### Assigned task
The records that follow must be transcribed in full, without any change.
─── Records for the task ───
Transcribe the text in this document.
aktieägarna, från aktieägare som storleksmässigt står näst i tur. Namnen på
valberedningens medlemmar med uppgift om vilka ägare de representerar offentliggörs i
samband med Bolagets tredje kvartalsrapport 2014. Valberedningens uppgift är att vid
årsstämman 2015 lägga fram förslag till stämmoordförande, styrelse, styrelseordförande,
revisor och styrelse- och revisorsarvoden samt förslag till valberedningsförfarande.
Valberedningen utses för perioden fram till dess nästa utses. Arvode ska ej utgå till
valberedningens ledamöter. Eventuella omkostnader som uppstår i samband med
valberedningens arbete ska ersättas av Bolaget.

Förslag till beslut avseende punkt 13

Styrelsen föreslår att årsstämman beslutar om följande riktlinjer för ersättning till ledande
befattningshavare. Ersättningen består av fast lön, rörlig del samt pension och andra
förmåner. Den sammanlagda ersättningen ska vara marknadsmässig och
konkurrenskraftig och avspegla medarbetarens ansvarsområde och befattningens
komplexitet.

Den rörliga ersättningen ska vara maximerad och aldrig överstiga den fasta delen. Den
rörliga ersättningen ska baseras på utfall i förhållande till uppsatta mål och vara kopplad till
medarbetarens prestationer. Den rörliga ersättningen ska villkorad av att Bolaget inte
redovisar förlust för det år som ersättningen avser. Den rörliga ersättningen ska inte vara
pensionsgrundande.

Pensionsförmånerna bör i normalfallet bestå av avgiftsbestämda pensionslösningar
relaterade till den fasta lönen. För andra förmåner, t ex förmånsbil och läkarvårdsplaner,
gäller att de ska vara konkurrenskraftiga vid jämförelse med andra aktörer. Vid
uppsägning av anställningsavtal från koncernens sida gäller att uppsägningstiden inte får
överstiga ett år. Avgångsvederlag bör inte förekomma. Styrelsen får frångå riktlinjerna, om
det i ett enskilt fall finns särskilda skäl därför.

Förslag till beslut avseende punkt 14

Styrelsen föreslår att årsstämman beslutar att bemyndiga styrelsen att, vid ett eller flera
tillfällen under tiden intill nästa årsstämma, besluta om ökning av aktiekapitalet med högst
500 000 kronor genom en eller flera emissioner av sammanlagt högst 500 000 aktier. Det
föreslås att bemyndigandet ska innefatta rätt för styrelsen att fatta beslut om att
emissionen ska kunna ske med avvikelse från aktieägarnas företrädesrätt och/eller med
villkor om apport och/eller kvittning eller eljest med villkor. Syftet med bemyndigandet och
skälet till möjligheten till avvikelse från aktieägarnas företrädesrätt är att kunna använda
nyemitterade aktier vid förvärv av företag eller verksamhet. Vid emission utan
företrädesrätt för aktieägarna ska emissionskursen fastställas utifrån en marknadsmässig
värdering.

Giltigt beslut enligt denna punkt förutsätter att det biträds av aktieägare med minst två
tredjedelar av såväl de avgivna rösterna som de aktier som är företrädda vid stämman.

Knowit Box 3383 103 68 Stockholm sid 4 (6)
───
### Response to the exercise
Transcribe the text in this document.
aktieägarna, från aktieägare som storleksmässigt står näst i tur. Namnen på
valberedningens medlemmar med uppgift om vilka ägare de representerar offentliggörs i
samband med Bolagets tredje kvartalsrapport 2014. Valberedningens uppgift är att vid
årsstämman 2015 lägga fram förslag till stämmoordförande, styrelse, styrelseordförande,
revisor och styrelse- och revisorsarvoden samt förslag till valberedningsförfarande.
Valberedningen utses för perioden fram till dess nästa utses. Arvode ska ej utgå till
valberedningens ledamöter. Eventuella omkostnader som uppstår i samband med
valberedningens arbete ska ersättas av Bolaget.

Förslag till beslut avseende punkt 13

Styrelsen föreslår att årsstämman beslutar om följande riktlinjer för ersättning till ledande
befattningshavare. Ersättningen består av fast lön, rörlig del samt pension och andra
förmåner. Den sammanlagda ersättningen ska vara marknadsmässig och
konkurrenskraftig och avspegla medarbetarens ansvarsområde och befattningens
komplexitet.

Den rörliga ersättningen ska vara maximerad och aldrig överstiga den fasta delen. Den
rörliga ersättningen ska baseras på utfall i förhållande till uppsatta mål och vara kopplad till
medarbetarens prestationer. Den rörliga ersättningen ska villkorad av att Bolaget inte
redovisar förlust för det år som ersättningen avser. Den rörliga ersättningen ska inte vara
pensionsgrundande.

Pensionsförmånerna bör i normalfallet bestå av avgiftsbestämda pensionslösningar
relaterade till den fasta lönen. För andra förmåner, t ex förmånsbil och läkarvårdsplaner,
gäller att de ska vara konkurrenskraftiga vid jämförelse med andra aktörer. Vid
uppsägning av anställningsavtal från koncernens sida gäller att uppsägningstiden inte får
överstiga ett år. Avgångsvederlag bör inte förekomma. Styrelsen får frångå riktlinjerna, om
det i ett enskilt fall finns särskilda skäl därför.

Förslag till beslut avseende punkt 14

Styrelsen föreslår att årsstämman beslutar att bemyndiga styrelsen att, vid ett eller flera
tillfällen under tiden intill nästa årsstämma, besluta om ökning av aktiekapitalet med högst
500 000 kronor genom en eller flera emissioner av sammanlagt högst 500 000 aktier. Det
föreslås att bemyndigandet ska innefatta rätt för styrelsen att fatta beslut om att
emissionen ska kunna ske med avvikelse från aktieägarnas företrädesrätt och/eller med
villkor om apport och/eller kvittning eller eljest med villkor. Syftet med bemyndigandet och
skälet till möjligheten till avvikelse från aktieägarnas företrädesrätt är att kunna använda
nyemitterade aktier vid förvärv av företag eller verksamhet. Vid emission utan
företrädesrätt för aktieägarna ska emissionskursen fastställas utifrån en marknadsmässig
värdering.

Giltigt beslut enligt denna punkt förutsätter att det biträds av aktieägare med minst två
tredjedelar av såväl de avgivna rösterna som de aktier som är företrädda vid stämman.

Knowit Box 3383 103 68 Stockholm sid 4 (6)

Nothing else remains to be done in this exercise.